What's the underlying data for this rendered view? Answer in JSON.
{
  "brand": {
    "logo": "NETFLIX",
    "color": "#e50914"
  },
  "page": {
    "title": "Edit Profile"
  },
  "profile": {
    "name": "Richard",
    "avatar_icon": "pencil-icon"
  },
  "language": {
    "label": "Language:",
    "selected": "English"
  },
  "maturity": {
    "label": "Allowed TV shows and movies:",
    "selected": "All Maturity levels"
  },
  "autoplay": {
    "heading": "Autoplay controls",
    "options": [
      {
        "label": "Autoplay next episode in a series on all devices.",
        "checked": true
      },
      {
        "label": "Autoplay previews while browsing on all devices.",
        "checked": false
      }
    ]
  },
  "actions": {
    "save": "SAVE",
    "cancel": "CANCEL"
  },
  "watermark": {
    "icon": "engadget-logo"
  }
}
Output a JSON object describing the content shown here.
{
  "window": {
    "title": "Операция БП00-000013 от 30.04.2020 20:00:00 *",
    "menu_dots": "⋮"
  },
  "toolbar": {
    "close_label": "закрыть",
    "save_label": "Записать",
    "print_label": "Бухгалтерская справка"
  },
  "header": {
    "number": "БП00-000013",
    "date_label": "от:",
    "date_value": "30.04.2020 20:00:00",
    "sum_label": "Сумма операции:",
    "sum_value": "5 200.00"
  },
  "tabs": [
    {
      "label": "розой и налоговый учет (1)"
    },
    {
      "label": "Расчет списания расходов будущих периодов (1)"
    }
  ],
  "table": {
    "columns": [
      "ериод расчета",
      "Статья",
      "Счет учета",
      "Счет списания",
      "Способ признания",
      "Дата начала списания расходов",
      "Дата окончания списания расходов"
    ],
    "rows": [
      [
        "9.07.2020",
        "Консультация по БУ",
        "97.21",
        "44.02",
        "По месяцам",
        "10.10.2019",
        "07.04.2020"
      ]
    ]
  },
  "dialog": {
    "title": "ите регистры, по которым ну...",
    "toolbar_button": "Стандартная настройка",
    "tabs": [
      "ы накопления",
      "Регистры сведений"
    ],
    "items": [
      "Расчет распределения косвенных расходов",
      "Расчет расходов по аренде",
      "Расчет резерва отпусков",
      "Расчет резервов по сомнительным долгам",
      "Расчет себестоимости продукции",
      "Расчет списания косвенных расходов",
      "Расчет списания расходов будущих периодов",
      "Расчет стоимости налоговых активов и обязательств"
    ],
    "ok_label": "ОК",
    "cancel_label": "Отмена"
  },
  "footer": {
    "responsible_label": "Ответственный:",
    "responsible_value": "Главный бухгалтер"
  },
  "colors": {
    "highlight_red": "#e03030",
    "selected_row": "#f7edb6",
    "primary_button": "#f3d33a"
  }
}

* * *

Each entry above is to be set down again in exactly the same words.

• Finished exercise:
What's the underlying data for this rendered view? Answer in JSON.
{
  "brand": {
    "logo": "NETFLIX",
    "color": "#e50914"
  },
  "page": {
    "title": "Edit Profile"
  },
  "profile": {
    "name": "Richard",
    "avatar_icon": "pencil-icon"
  },
  "language": {
    "label": "Language:",
    "selected": "English"
  },
  "maturity": {
    "label": "Allowed TV shows and movies:",
    "selected": "All Maturity levels"
  },
  "autoplay": {
    "heading": "Autoplay controls",
    "options": [
      {
        "label": "Autoplay next episode in a series on all devices.",
        "checked": true
      },
      {
        "label": "Autoplay previews while browsing on all devices.",
        "checked": false
      }
    ]
  },
  "actions": {
    "save": "SAVE",
    "cancel": "CANCEL"
  },
  "watermark": {
    "icon": "engadget-logo"
  }
}
Output a JSON object describing the content shown here.
{
  "window": {
    "title": "Операция БП00-000013 от 30.04.2020 20:00:00 *",
    "menu_dots": "⋮"
  },
  "toolbar": {
    "close_label": "закрыть",
    "save_label": "Записать",
    "print_label": "Бухгалтерская справка"
  },
  "header": {
    "number": "БП00-000013",
    "date_label": "от:",
    "date_value": "30.04.2020 20:00:00",
    "sum_label": "Сумма операции:",
    "sum_value": "5 200.00"
  },
  "tabs": [
    {
      "label": "розой и налоговый учет (1)"
    },
    {
      "label": "Расчет списания расходов будущих периодов (1)"
    }
  ],
  "table": {
    "columns": [
      "ериод расчета",
      "Статья",
      "Счет учета",
      "Счет списания",
      "Способ признания",
      "Дата начала списания расходов",
      "Дата окончания списания расходов"
    ],
    "rows": [
      [
        "9.07.2020",
        "Консультация по БУ",
        "97.21",
        "44.02",
        "По месяцам",
        "10.10.2019",
        "07.04.2020"
      ]
    ]
  },
  "dialog": {
    "title": "ите регистры, по которым ну...",
    "toolbar_button": "Стандартная настройка",
    "tabs": [
      "ы накопления",
      "Регистры сведений"
    ],
    "items": [
      "Расчет распределения косвенных расходов",
      "Расчет расходов по аренде",
      "Расчет резерва отпусков",
      "Расчет резервов по сомнительным долгам",
      "Расчет себестоимости продукции",
      "Расчет списания косвенных расходов",
      "Расчет списания расходов будущих периодов",
      "Расчет стоимости налоговых активов и обязательств"
    ],
    "ok_label": "ОК",
    "cancel_label": "Отмена"
  },
  "footer": {
    "responsible_label": "Ответственный:",
    "responsible_value": "Главный бухгалтер"
  },
  "colors": {
    "highlight_red": "#e03030",
    "selected_row": "#f7edb6",
    "primary_button": "#f3d33a"
  }
}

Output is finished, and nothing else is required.